» **Stated problem**: Restate the full listing word for word and leave the pictures out.
====== Rows
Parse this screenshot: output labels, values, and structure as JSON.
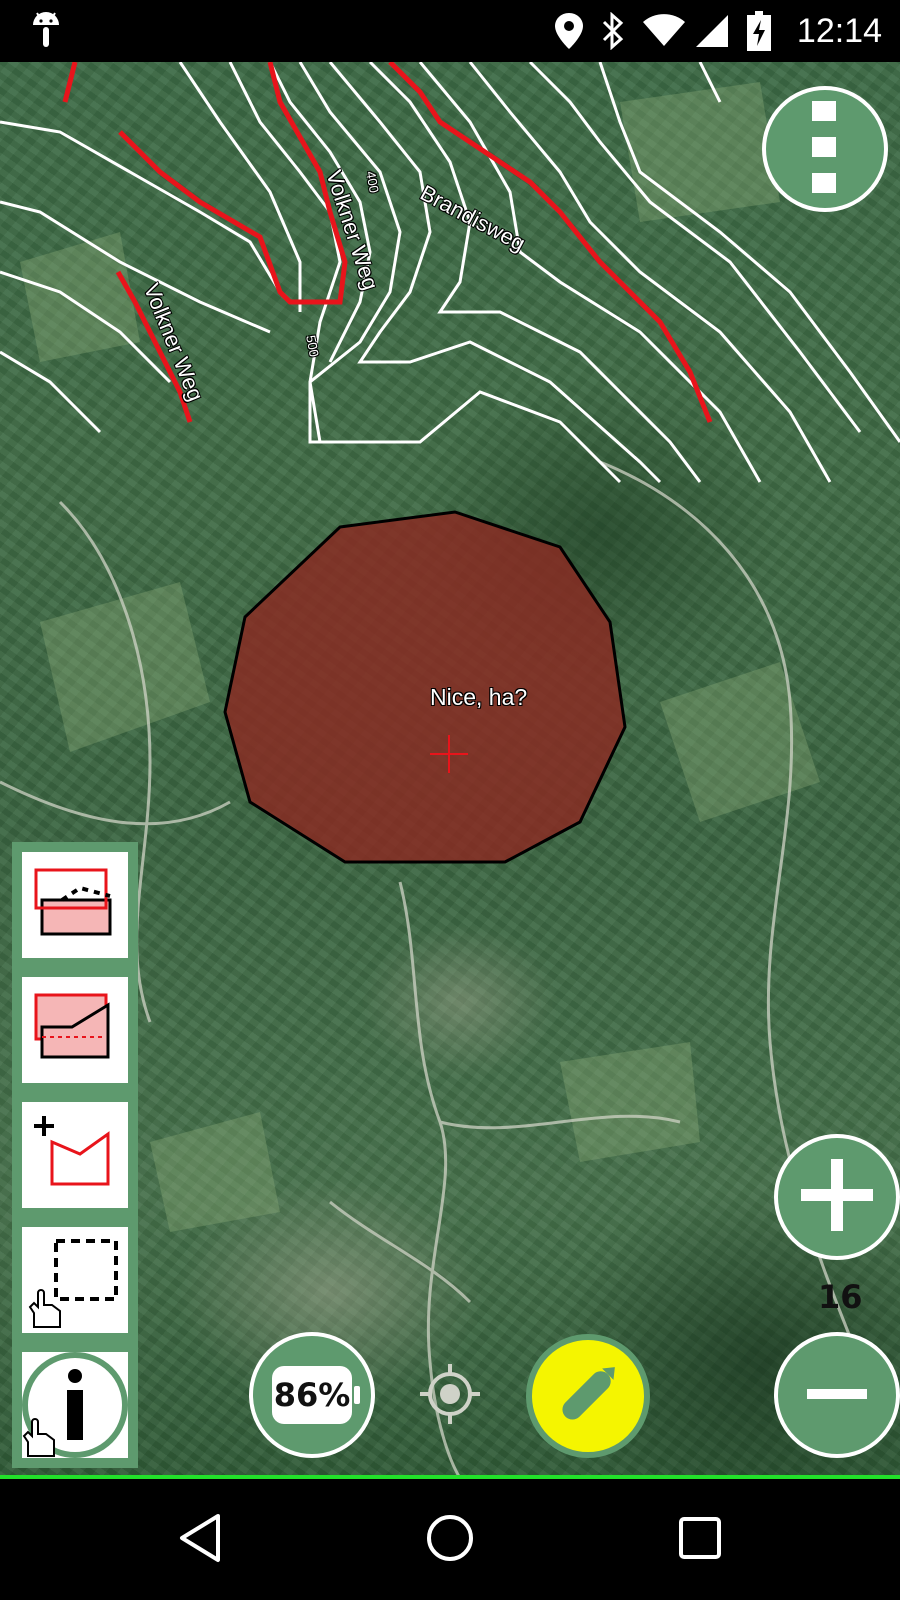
{
  "status_bar": {
    "time": "12:14",
    "icons": [
      "android-icon",
      "location-icon",
      "bluetooth-icon",
      "wifi-icon",
      "cell-signal-icon",
      "battery-charging-icon"
    ]
  },
  "map": {
    "roads": [
      "Brandisweg",
      "Volkner Weg",
      "Volkner Weg"
    ],
    "contour_labels": [
      "400",
      "500"
    ],
    "polygon_label": "Nice, ha?",
    "colors": {
      "road": "#e8141b",
      "contour": "#ffffff",
      "polygon_fill": "#8b2a22",
      "accent": "#5e9a6e",
      "edit_button": "#f5f500"
    }
  },
  "controls": {
    "battery_percent": "86%",
    "zoom_level": "16",
    "menu_icon": "vertical-dots-icon",
    "zoom_in_icon": "plus-icon",
    "zoom_out_icon": "minus-icon",
    "center_icon": "crosshair-target-icon",
    "edit_icon": "pencil-icon"
  },
  "toolbar": {
    "tools": [
      "cut-polygon-tool",
      "merge-polygon-tool",
      "create-polygon-tool",
      "select-rectangle-tool",
      "info-tool"
    ]
  },
  "navigation": [
    "back-icon",
    "home-icon",
    "recents-icon"
  ]
}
============
» **Solution to this problem**:
Parse this screenshot: output labels, values, and structure as JSON.
{
  "status_bar": {
    "time": "12:14",
    "icons": [
      "android-icon",
      "location-icon",
      "bluetooth-icon",
      "wifi-icon",
      "cell-signal-icon",
      "battery-charging-icon"
    ]
  },
  "map": {
    "roads": [
      "Brandisweg",
      "Volkner Weg",
      "Volkner Weg"
    ],
    "contour_labels": [
      "400",
      "500"
    ],
    "polygon_label": "Nice, ha?",
    "colors": {
      "road": "#e8141b",
      "contour": "#ffffff",
      "polygon_fill": "#8b2a22",
      "accent": "#5e9a6e",
      "edit_button": "#f5f500"
    }
  },
  "controls": {
    "battery_percent": "86%",
    "zoom_level": "16",
    "menu_icon": "vertical-dots-icon",
    "zoom_in_icon": "plus-icon",
    "zoom_out_icon": "minus-icon",
    "center_icon": "crosshair-target-icon",
    "edit_icon": "pencil-icon"
  },
  "toolbar": {
    "tools": [
      "cut-polygon-tool",
      "merge-polygon-tool",
      "create-polygon-tool",
      "select-rectangle-tool",
      "info-tool"
    ]
  },
  "navigation": [
    "back-icon",
    "home-icon",
    "recents-icon"
  ]
}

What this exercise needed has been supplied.